● **EXERCISE REQUIREMENTS**
Pull out every line below holding the word "없습니다".

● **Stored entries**
★ ★ ★ ★ ★ ★ ★

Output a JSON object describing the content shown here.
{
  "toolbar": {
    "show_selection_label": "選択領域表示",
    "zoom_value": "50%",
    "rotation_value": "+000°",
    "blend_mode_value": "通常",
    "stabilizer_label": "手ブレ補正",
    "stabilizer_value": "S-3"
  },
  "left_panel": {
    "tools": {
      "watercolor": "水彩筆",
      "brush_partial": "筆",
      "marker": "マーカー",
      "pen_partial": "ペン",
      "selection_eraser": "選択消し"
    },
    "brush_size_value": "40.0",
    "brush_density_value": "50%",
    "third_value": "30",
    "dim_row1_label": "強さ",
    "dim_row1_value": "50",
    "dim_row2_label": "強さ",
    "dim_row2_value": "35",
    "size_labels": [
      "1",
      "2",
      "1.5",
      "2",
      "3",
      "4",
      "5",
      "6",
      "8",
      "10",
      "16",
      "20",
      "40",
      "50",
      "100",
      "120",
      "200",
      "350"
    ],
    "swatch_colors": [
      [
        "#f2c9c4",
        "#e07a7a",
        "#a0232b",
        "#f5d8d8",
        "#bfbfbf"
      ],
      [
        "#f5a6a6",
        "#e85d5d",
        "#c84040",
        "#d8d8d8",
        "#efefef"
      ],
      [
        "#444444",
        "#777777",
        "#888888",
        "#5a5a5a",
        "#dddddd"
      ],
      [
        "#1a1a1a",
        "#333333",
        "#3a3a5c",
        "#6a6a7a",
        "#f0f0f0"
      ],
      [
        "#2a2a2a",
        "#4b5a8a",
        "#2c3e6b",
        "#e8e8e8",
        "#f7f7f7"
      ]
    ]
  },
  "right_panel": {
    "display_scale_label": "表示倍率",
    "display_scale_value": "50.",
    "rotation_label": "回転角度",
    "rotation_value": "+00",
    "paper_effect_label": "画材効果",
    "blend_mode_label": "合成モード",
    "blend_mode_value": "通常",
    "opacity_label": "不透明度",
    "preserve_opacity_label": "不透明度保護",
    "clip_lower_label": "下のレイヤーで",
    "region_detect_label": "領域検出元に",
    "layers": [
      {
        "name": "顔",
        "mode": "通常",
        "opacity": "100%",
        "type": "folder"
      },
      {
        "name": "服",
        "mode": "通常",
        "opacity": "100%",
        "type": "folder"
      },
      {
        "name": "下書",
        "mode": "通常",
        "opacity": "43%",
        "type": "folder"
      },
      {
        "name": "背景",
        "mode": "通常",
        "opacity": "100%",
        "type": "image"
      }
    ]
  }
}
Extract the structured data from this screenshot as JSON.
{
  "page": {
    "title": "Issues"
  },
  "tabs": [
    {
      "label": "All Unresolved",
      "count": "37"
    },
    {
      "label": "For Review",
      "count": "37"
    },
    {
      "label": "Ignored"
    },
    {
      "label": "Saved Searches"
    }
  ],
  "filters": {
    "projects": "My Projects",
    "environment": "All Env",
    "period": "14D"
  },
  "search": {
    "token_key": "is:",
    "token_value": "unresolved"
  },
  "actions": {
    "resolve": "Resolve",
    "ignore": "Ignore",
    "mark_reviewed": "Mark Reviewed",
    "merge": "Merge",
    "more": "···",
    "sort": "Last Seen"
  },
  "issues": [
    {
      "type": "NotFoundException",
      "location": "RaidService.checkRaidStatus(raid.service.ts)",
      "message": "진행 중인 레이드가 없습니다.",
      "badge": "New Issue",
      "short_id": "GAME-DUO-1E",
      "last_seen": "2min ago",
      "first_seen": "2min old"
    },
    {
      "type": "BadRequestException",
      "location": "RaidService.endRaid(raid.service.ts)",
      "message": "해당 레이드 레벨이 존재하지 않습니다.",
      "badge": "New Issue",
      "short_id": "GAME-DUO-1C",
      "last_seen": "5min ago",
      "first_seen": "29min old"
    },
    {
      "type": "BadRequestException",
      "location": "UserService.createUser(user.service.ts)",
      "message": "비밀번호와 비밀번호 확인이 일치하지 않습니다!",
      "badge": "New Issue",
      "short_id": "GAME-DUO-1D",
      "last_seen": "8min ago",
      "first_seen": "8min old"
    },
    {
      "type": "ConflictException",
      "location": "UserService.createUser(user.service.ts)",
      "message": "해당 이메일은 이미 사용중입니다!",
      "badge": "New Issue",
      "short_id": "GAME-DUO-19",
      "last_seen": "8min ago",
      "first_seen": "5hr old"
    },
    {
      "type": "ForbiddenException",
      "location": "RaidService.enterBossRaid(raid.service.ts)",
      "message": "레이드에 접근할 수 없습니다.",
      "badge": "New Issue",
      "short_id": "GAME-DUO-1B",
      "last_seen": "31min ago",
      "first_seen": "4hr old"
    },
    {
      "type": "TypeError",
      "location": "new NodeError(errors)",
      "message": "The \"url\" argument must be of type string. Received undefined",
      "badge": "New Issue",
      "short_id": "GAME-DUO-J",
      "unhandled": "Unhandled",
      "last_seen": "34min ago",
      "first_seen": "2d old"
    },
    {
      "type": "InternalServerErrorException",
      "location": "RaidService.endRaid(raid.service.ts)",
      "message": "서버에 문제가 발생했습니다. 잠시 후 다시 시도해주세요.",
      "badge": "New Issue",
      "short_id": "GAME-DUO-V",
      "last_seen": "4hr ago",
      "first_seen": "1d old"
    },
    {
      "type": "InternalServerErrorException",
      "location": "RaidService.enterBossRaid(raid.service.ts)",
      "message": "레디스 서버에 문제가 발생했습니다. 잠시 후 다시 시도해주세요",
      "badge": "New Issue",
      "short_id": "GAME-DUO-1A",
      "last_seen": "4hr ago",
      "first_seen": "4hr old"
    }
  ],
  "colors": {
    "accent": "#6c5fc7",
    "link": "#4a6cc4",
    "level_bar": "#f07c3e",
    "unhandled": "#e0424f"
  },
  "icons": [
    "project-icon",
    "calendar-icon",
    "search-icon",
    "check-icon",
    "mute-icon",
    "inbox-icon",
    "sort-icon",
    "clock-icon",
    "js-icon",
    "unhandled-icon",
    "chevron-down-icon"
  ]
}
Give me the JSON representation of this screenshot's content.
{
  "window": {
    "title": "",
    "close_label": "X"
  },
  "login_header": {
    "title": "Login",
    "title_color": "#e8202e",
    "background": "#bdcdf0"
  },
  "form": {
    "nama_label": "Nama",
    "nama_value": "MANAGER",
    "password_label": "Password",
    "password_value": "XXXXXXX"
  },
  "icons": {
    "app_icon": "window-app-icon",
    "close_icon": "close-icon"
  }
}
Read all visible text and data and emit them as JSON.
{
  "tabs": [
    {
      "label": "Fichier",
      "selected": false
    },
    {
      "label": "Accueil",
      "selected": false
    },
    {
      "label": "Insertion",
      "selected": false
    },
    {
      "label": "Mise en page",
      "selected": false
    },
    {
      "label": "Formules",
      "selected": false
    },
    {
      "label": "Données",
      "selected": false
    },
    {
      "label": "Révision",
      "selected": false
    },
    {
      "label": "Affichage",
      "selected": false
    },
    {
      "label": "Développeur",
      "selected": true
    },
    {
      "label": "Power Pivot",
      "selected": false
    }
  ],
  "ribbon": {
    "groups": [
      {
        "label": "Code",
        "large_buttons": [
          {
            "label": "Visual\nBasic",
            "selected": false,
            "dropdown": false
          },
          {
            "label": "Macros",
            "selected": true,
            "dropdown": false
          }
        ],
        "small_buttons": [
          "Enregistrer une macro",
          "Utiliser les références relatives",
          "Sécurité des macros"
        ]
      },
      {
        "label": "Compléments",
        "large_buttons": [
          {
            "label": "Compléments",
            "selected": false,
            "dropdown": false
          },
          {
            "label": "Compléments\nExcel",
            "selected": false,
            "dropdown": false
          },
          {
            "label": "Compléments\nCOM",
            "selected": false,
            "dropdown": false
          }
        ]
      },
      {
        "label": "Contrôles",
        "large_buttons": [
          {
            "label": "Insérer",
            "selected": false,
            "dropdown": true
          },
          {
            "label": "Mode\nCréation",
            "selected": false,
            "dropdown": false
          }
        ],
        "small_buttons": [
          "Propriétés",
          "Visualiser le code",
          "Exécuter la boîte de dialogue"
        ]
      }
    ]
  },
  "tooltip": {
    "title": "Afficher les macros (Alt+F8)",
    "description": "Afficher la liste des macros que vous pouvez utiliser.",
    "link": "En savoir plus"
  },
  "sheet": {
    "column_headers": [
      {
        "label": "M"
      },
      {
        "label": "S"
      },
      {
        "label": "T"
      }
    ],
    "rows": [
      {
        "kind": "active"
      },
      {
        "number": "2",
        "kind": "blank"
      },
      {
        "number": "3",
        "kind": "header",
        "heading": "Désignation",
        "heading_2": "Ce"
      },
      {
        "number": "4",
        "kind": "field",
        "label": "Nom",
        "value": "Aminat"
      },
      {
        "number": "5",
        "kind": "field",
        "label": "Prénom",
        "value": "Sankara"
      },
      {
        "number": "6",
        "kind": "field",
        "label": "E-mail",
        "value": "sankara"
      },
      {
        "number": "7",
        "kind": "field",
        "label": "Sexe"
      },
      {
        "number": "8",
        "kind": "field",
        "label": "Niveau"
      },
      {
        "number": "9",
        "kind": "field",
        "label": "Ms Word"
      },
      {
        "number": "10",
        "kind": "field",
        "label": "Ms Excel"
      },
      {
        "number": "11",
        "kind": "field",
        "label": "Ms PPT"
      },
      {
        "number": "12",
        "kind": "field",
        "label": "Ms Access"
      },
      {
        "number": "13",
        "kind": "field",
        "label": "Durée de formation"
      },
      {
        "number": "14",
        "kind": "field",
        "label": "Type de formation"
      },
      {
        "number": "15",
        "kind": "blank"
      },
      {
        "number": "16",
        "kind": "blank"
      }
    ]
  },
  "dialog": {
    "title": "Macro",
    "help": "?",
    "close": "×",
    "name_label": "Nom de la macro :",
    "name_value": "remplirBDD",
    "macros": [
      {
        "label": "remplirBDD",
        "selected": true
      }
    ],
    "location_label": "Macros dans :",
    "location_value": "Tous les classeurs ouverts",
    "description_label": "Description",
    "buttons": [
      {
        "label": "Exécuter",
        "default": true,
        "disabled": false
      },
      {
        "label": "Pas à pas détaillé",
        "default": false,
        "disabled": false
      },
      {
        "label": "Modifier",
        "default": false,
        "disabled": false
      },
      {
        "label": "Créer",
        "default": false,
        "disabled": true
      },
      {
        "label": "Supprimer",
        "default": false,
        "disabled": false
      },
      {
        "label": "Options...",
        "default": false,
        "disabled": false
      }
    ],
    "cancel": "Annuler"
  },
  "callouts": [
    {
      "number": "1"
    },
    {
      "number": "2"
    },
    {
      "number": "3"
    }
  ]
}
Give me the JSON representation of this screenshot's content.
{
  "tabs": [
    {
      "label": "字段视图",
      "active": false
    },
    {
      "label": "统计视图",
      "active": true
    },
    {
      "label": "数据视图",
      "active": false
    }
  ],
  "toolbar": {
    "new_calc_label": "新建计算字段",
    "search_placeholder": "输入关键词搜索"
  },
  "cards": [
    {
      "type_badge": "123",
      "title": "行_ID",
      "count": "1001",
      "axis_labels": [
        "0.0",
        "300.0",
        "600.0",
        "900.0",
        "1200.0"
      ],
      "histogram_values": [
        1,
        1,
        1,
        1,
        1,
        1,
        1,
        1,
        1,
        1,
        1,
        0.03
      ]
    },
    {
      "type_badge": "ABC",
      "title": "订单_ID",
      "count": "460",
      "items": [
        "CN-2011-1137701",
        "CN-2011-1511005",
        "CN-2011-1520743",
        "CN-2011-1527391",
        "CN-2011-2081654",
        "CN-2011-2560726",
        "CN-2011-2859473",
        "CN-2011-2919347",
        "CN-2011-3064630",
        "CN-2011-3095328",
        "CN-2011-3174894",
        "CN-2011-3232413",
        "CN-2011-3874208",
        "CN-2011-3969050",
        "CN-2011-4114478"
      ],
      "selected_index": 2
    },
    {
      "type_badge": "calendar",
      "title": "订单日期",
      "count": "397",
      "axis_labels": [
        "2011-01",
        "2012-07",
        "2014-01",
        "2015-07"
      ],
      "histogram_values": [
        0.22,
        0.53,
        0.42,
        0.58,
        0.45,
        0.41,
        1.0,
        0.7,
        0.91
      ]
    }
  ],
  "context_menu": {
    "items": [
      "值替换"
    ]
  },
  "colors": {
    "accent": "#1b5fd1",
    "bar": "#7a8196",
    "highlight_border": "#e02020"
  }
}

★ ★ ★ ★ ★ ★ ★

● **OUTPUT**
      "message": "진행 중인 레이드가 없습니다.",
      "message": "레이드에 접근할 수 없습니다.",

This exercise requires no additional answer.